--- Stored data ---

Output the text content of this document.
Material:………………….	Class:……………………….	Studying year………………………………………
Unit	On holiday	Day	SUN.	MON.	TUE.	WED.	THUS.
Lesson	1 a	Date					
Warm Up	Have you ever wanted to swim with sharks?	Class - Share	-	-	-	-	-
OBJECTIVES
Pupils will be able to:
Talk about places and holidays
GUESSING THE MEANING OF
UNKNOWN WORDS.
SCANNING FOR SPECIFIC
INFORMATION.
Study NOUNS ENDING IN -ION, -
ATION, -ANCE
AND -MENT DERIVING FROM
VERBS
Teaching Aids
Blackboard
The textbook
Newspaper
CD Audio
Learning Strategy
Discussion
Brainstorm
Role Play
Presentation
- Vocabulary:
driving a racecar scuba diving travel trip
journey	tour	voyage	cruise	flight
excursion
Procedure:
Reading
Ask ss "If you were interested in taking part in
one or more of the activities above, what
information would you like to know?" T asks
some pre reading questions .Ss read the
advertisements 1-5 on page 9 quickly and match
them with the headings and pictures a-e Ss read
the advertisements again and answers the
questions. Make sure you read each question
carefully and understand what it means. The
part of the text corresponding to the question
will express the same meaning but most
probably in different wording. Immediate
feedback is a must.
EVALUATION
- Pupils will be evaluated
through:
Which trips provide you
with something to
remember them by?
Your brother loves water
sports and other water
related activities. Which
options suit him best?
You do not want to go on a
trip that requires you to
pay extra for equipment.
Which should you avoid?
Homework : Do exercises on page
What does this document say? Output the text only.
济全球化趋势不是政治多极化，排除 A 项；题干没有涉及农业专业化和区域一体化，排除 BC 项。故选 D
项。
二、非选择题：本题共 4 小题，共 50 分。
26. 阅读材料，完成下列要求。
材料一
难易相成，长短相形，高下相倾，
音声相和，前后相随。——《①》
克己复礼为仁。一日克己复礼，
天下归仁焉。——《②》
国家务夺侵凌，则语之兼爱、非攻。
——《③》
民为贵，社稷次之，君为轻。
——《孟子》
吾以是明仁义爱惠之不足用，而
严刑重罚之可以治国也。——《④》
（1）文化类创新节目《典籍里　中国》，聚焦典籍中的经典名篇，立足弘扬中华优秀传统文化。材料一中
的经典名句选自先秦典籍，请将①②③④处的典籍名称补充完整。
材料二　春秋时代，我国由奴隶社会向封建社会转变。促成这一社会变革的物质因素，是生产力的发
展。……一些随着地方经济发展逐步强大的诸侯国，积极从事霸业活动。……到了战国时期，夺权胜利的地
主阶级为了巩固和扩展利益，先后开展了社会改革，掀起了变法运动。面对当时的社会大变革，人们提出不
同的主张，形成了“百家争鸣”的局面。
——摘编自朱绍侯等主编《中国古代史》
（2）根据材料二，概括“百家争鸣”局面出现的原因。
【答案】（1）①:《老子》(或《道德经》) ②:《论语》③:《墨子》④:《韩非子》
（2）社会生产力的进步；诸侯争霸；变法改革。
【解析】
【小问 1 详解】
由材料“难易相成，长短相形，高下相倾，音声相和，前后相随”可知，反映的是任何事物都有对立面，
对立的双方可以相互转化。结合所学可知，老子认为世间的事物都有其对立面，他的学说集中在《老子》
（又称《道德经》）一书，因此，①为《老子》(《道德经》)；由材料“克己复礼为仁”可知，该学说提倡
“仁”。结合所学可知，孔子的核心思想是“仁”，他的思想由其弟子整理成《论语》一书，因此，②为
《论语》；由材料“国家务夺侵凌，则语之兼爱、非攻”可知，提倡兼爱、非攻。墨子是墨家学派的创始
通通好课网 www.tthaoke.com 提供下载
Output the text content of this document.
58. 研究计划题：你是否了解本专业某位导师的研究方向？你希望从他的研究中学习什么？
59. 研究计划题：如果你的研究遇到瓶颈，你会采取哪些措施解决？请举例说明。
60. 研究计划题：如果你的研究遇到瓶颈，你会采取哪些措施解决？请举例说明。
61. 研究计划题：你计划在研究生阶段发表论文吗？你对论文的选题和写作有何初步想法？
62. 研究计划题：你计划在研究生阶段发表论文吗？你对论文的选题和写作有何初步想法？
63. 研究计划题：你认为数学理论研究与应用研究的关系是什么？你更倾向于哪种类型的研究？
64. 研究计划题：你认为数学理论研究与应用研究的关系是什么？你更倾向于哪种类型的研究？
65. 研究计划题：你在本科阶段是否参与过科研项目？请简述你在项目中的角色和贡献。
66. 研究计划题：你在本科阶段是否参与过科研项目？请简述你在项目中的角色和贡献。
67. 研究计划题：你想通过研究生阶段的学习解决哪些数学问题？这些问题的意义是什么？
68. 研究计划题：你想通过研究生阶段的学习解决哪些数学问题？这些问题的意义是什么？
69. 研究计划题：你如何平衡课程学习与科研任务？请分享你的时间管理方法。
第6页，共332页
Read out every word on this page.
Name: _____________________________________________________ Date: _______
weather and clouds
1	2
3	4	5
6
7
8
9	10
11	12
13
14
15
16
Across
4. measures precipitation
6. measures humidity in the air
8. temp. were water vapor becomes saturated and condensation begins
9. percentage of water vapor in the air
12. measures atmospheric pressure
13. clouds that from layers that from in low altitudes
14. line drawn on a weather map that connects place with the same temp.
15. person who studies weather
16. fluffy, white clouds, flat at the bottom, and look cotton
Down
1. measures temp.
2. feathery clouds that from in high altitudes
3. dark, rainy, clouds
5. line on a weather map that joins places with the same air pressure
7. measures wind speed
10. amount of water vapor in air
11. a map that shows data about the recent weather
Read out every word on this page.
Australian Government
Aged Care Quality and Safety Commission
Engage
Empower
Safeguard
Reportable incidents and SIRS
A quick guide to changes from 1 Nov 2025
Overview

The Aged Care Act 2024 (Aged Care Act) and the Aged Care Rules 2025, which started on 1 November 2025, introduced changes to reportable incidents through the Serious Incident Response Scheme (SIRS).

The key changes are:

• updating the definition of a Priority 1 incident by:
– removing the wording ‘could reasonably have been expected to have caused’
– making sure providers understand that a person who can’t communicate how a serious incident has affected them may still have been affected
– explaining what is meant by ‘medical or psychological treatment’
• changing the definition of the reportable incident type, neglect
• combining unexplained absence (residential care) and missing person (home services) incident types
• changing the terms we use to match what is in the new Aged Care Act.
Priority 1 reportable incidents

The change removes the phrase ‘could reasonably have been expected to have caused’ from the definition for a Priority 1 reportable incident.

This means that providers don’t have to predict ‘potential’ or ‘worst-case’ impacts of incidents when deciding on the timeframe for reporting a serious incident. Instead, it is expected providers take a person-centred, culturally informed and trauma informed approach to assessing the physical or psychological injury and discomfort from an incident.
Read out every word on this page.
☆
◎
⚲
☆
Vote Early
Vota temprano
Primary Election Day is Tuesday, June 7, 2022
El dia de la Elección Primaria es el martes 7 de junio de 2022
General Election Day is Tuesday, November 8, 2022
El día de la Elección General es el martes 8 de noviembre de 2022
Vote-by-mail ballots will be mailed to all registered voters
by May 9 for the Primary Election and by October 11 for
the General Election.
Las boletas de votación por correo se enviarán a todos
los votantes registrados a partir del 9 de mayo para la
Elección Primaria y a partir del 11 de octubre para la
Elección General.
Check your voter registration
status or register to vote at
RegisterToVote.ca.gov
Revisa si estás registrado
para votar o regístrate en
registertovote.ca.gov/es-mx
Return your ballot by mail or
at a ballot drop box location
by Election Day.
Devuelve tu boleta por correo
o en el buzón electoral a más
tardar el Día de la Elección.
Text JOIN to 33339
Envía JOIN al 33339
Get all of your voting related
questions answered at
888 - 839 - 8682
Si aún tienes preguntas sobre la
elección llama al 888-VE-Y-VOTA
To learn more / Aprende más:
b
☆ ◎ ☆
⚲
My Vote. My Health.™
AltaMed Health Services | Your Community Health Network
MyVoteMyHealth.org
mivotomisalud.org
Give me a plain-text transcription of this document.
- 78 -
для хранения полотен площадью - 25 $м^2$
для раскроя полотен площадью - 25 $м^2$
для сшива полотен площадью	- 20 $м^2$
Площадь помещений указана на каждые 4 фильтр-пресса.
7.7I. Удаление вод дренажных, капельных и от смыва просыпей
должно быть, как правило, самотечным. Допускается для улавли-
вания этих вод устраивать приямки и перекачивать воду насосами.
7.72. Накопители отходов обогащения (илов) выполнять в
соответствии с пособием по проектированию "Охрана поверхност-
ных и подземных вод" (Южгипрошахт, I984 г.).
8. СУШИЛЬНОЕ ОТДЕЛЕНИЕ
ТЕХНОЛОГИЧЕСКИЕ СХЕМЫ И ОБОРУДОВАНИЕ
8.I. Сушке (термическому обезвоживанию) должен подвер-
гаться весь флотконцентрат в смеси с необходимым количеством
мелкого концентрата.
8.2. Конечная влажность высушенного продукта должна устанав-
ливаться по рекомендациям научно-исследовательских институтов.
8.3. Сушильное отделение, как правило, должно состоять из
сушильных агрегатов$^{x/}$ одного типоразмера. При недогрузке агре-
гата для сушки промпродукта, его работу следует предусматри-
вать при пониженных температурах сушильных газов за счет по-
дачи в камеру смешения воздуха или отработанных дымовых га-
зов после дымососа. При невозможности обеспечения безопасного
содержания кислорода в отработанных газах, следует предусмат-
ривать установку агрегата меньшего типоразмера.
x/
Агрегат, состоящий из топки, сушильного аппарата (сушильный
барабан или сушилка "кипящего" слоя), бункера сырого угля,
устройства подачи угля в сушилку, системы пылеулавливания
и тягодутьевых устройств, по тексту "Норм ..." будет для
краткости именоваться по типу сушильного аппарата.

---

Scan the material above for the word "长短相形". Copy each line where it occurs.

难易相成，长短相形，高下相倾，
由材料“难易相成，长短相形，高下相倾，音声相和，前后相随”可知，反映的是任何事物都有对立面，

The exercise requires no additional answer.